* _REQUIRED TASK A_
The page on serving PDF files with htaccess states what the code uses mod_rewrite to do. List each of those uses.

* _DOCUMENT TEXT_
---

Monday, January 23, 2012

3 Ways to Serve PDF Files using Htaccess Cookies, Headers, Rewrites

SkyHi @ Monday, January 23, 2012
FYI, using the Mod_Rewrite Variables Cheatsheet makes this example, and all advanced .htaccess code easier to understand. This demo lets you set a cookie with 1 of 3 values, then you just request the pdf file with a normal link click and get 1 of 3 different responses. This is accomplished with a nice bit of .htaccesscode.

As I explain the htaccess code that achieves this, keep in mind this is merely one simple application for this code. It's much more advanced than your basic htaccess trick, notice how this htaccess acts like a php script, very unusual.. I really wanted to share this trick after I created it for one of my clients because this is the tip of the iceberg. Another use would be to display an alternate style sheet depending on a users theme preference. The coolest thing is that it uses multiple advanced .htaccess ideas. This code uses mod_headers to set the Content-Disposition header for forcing a download and uses mod_rewrite to: Send different Content-Type headers, Check the value of a cookie, Set environment variables for use later by mod_headers header directive
Set PDF Viewing Mode - Make a selection, then click the view pdf button.
InlineDownloadSave AsView PDF using selected mode »

What's Going On ^

There are 3 different ways for a server to send a pdf file in response to a request for one. This causes 3 different ways to open/view the pdf file in the clients browser.
  1. The browser display's a "Save File As" dialog, allowing you to save the file or open.
  2. The browser opens the pdf file "Inline", opening the pdf file in the browser like a web page.
  3. The browser "Downloads" the pdf file automatically as an "Attachment" and then causes an external pdf reader program like adobe reader to open the file.

---

* _MATERIAL SHOWN_

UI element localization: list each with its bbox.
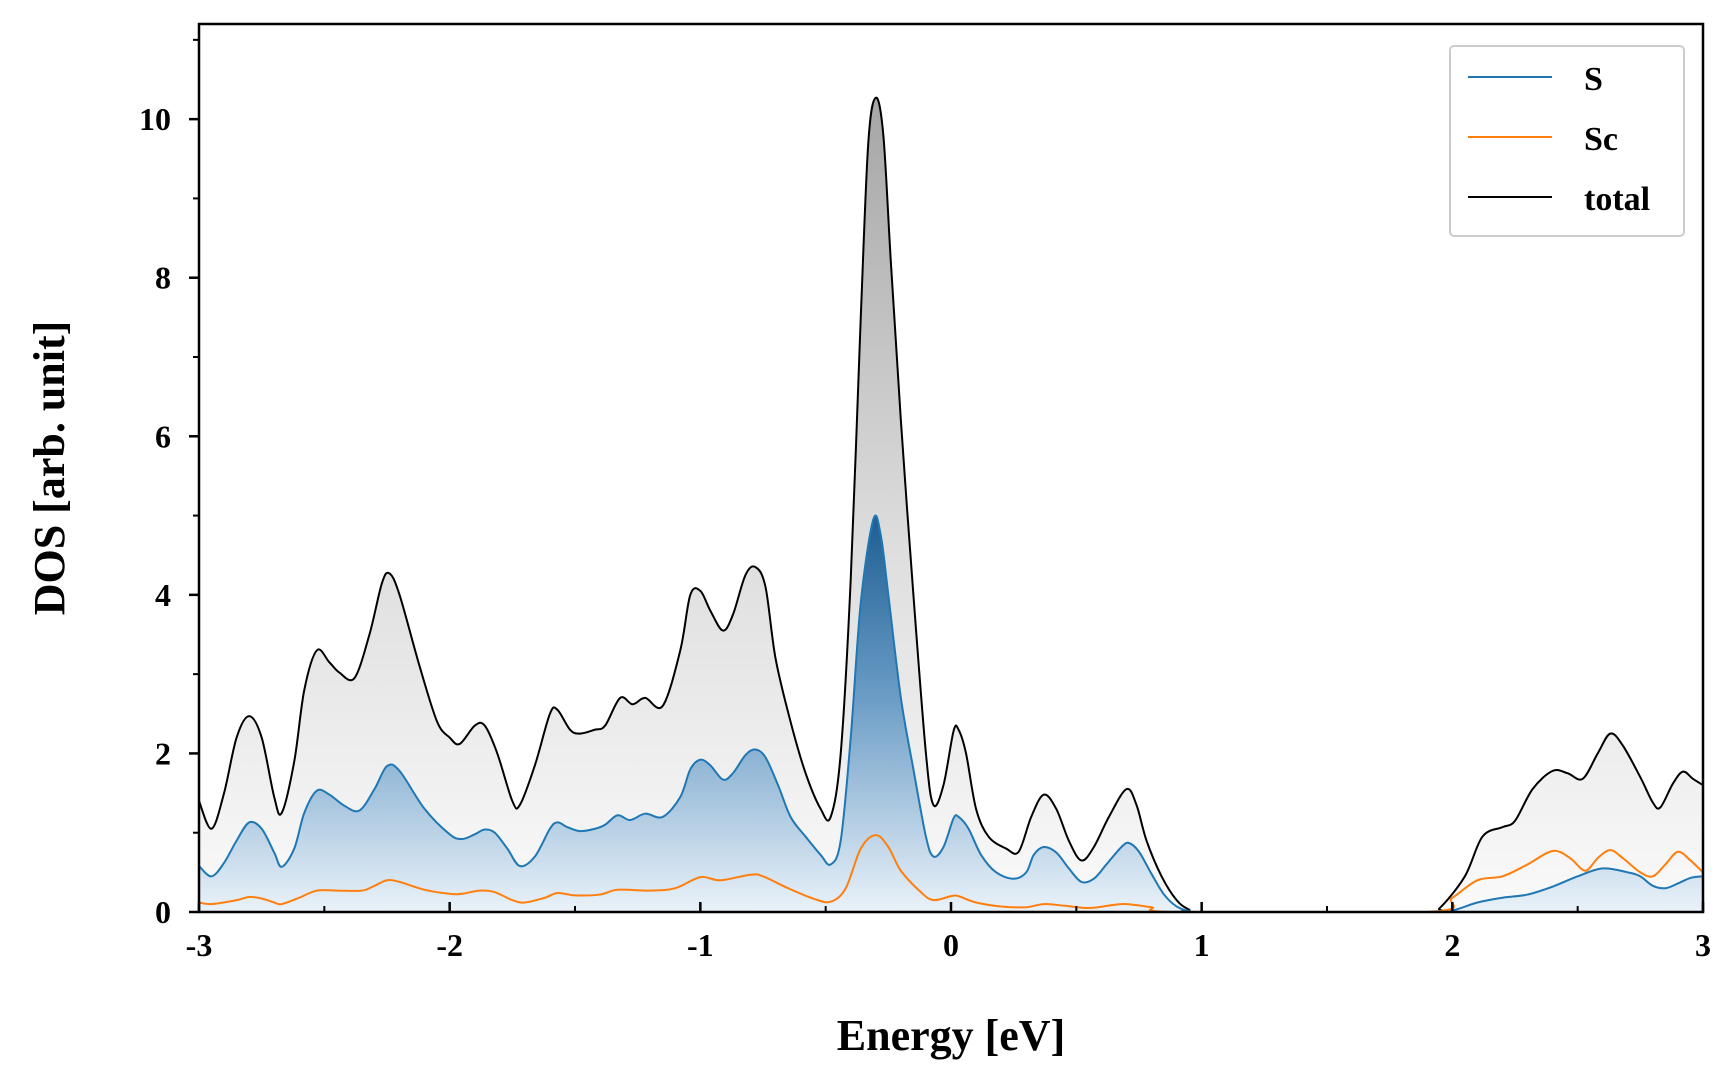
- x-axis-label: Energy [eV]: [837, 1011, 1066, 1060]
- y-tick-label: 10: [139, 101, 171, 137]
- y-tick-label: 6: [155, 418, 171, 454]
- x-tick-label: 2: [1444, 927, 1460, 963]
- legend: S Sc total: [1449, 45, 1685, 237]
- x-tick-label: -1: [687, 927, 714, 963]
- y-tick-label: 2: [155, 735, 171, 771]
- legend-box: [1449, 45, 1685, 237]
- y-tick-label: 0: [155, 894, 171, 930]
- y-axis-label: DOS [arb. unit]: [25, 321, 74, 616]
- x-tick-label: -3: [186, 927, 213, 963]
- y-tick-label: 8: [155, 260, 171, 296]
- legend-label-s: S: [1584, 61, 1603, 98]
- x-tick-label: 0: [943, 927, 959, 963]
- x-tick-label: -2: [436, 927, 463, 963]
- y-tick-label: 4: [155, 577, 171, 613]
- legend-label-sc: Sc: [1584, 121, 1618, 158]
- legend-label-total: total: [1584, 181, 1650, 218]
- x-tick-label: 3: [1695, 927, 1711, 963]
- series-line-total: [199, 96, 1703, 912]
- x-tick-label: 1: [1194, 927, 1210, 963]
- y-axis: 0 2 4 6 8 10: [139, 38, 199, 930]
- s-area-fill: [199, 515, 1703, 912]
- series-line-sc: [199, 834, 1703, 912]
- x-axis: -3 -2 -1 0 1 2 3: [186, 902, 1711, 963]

---

* _REQUIRED TASK B_
From the listing, retype the stretch that opens with the line containing "- x-axis-label: Energy" and closes with the line containing "- series-line-total: [199, 96, 1703, 912]", including both of those lines.

* _COMPLETE OUTPUT A_
- Send different Content-Type headers
- Check the value of a cookie
- Set environment variables for use later by mod_headers header directive

* _COMPLETE OUTPUT B_
- x-axis-label: Energy [eV]: [837, 1011, 1066, 1060]
- y-tick-label: 10: [139, 101, 171, 137]
- y-tick-label: 6: [155, 418, 171, 454]
- x-tick-label: 2: [1444, 927, 1460, 963]
- legend: S Sc total: [1449, 45, 1685, 237]
- x-tick-label: -1: [687, 927, 714, 963]
- y-tick-label: 2: [155, 735, 171, 771]
- legend-box: [1449, 45, 1685, 237]
- y-tick-label: 0: [155, 894, 171, 930]
- y-axis-label: DOS [arb. unit]: [25, 321, 74, 616]
- x-tick-label: -3: [186, 927, 213, 963]
- y-tick-label: 8: [155, 260, 171, 296]
- legend-label-s: S: [1584, 61, 1603, 98]
- x-tick-label: 0: [943, 927, 959, 963]
- x-tick-label: -2: [436, 927, 463, 963]
- y-tick-label: 4: [155, 577, 171, 613]
- legend-label-sc: Sc: [1584, 121, 1618, 158]
- legend-label-total: total: [1584, 181, 1650, 218]
- x-tick-label: 3: [1695, 927, 1711, 963]
- series-line-total: [199, 96, 1703, 912]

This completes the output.